──────── Material provided

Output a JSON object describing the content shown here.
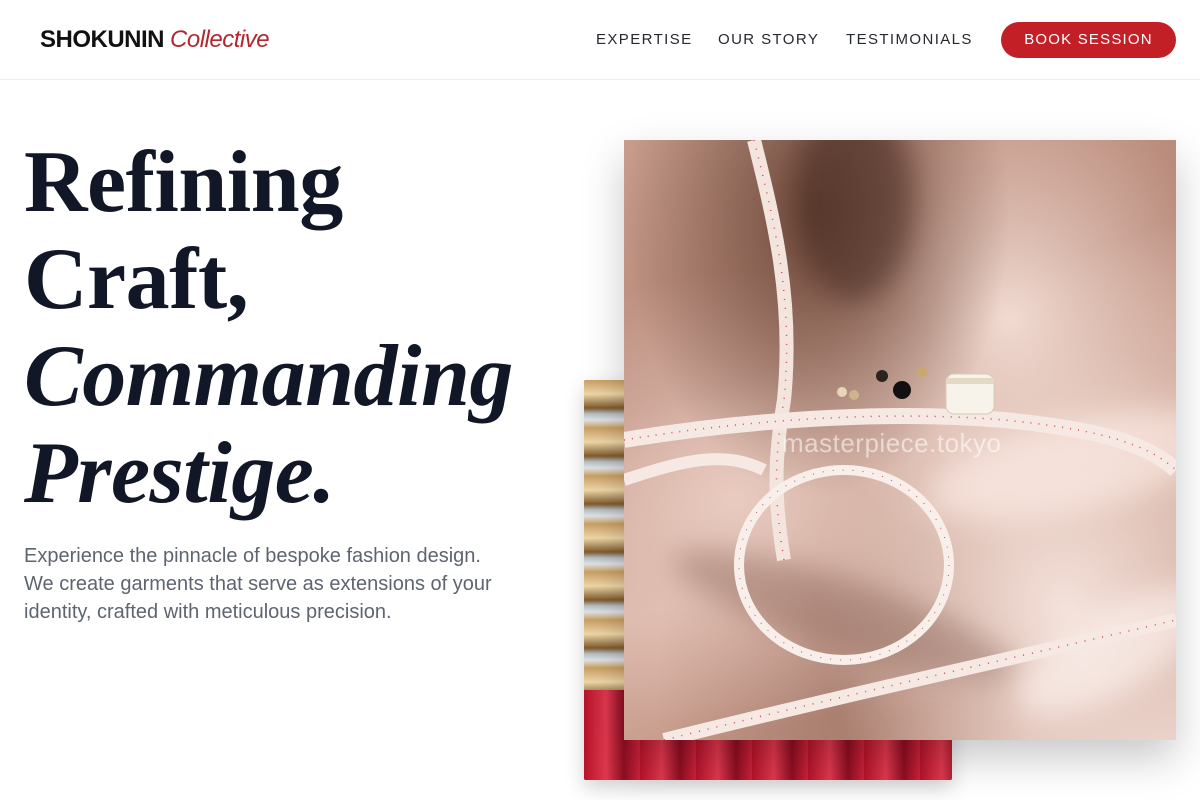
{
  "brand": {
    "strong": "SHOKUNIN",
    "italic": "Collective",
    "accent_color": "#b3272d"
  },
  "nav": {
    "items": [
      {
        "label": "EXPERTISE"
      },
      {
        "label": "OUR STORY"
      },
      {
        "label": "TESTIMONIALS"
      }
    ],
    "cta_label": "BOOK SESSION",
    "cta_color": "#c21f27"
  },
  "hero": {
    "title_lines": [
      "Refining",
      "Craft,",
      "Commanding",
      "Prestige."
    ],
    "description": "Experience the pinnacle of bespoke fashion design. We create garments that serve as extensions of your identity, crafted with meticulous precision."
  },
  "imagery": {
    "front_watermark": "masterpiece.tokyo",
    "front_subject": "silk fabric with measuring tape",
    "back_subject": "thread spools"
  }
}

────────────────
──────── Material provided

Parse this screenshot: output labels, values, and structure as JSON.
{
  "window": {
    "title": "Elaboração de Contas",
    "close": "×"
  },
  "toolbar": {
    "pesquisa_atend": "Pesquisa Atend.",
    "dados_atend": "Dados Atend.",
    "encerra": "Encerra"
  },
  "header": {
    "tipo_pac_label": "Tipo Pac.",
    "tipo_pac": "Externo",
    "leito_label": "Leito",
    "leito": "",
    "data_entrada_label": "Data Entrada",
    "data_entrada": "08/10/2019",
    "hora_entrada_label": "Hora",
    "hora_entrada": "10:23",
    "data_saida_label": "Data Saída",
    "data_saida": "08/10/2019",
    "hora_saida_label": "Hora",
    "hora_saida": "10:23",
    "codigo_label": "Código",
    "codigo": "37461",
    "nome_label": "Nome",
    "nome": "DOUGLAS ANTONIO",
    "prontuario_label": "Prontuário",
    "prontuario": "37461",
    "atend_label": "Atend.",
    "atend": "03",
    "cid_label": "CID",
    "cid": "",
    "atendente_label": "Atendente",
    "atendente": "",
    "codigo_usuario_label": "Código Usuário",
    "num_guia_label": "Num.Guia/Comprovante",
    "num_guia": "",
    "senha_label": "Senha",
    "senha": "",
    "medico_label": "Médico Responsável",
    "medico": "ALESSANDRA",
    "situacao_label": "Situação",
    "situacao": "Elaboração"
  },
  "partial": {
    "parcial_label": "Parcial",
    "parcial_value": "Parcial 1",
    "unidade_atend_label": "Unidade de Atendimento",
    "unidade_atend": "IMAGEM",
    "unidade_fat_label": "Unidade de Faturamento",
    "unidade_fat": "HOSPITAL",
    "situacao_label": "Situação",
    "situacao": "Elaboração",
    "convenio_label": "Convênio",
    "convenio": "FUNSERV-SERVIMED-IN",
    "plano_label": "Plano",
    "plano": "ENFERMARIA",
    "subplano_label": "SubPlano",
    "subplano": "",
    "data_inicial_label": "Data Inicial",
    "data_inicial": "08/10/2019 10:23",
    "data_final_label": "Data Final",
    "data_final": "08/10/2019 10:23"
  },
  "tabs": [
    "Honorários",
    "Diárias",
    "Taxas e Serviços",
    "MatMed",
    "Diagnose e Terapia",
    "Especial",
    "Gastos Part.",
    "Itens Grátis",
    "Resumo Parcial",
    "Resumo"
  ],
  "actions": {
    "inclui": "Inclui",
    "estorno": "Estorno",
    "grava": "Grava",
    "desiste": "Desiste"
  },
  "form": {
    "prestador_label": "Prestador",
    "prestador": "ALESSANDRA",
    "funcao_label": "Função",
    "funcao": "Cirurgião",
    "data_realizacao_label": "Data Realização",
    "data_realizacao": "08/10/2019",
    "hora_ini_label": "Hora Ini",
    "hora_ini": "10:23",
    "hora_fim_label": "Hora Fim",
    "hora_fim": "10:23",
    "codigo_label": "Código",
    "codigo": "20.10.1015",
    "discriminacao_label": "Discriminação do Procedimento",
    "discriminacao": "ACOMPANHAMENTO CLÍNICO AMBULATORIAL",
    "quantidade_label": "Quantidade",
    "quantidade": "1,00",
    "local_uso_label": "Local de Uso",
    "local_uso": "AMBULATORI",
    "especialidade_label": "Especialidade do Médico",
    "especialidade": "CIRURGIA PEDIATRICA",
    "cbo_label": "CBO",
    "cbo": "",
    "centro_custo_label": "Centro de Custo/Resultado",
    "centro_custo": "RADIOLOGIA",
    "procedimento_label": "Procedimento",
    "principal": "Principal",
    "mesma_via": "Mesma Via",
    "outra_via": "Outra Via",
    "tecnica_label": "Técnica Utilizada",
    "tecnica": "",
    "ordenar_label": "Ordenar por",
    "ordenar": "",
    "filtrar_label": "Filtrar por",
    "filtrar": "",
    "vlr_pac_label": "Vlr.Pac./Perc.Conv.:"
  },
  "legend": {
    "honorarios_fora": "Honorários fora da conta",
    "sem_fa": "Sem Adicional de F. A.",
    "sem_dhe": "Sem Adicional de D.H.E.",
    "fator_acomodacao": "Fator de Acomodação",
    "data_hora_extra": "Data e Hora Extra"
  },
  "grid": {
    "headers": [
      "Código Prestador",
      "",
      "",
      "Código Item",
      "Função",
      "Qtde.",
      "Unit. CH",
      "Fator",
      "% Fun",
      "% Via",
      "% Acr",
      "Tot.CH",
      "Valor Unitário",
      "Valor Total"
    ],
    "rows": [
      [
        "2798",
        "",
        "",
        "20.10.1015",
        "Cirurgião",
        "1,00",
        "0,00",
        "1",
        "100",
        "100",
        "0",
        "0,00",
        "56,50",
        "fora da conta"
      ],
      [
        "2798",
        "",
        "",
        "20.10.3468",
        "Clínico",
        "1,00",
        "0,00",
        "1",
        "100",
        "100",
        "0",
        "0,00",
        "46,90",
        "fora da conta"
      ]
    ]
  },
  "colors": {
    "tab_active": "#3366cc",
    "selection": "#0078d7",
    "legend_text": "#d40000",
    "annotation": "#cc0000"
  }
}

────────────────
──────── Material provided

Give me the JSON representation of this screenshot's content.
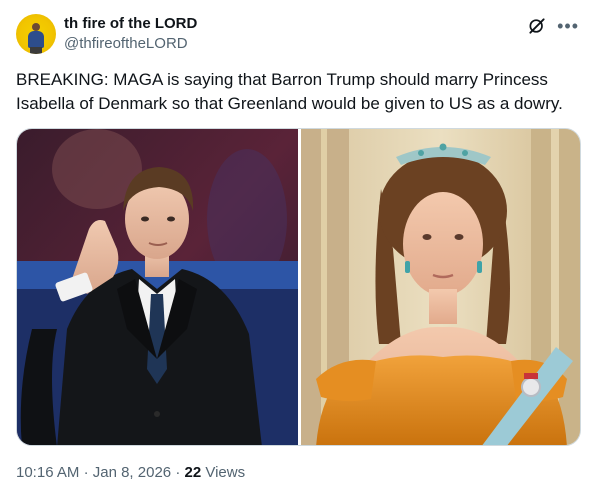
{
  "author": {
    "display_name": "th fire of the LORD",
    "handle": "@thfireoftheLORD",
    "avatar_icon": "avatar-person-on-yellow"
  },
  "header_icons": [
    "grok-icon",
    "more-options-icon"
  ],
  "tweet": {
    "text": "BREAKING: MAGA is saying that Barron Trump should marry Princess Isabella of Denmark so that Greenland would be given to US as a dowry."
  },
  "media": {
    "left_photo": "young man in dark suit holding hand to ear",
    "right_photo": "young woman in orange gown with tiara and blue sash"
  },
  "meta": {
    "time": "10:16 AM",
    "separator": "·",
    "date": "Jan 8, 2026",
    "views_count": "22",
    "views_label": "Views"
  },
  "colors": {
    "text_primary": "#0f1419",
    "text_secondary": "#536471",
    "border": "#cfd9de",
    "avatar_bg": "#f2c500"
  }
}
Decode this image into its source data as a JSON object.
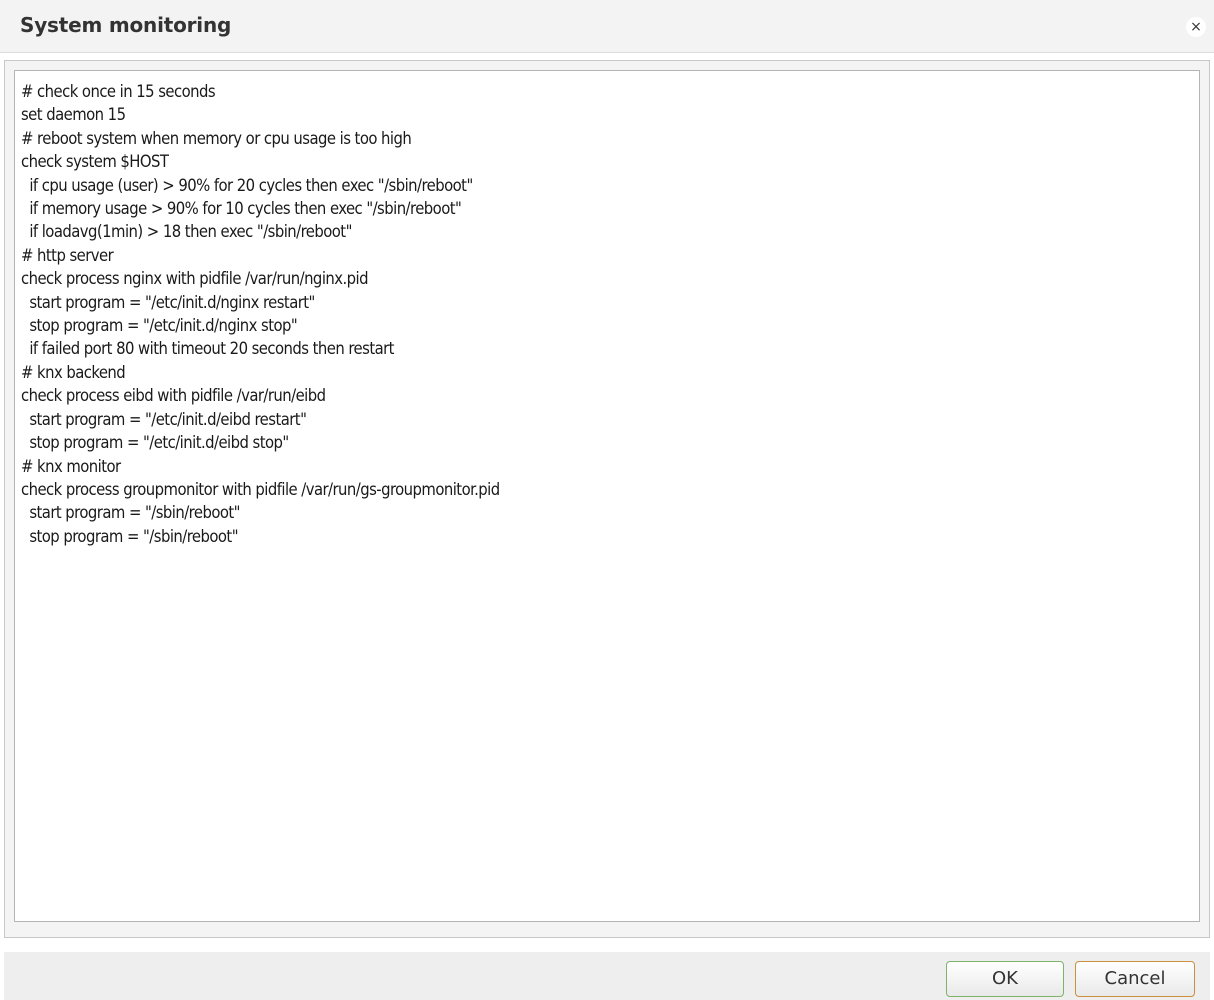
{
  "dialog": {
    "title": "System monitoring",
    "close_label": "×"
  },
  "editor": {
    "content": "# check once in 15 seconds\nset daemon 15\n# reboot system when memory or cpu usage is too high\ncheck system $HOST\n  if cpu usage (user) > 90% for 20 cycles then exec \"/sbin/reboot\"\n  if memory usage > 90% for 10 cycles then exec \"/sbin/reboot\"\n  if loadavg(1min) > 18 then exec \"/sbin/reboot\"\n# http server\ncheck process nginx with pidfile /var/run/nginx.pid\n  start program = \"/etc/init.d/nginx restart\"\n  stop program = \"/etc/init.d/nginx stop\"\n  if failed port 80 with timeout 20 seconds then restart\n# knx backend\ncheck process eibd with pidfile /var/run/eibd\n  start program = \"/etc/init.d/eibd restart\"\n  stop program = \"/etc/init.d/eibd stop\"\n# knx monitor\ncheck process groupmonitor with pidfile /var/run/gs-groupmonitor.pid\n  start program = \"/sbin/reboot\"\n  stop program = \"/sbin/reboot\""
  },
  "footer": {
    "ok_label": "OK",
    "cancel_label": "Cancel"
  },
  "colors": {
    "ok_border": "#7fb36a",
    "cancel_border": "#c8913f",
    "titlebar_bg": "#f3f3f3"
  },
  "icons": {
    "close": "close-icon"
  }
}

────────────────

## Aim of the exercise
Go through the material above and copy each line that has the word "object".

## Exercise output
Output a JSON object describing the content shown here.
Decode this image into its source data as a JSON object.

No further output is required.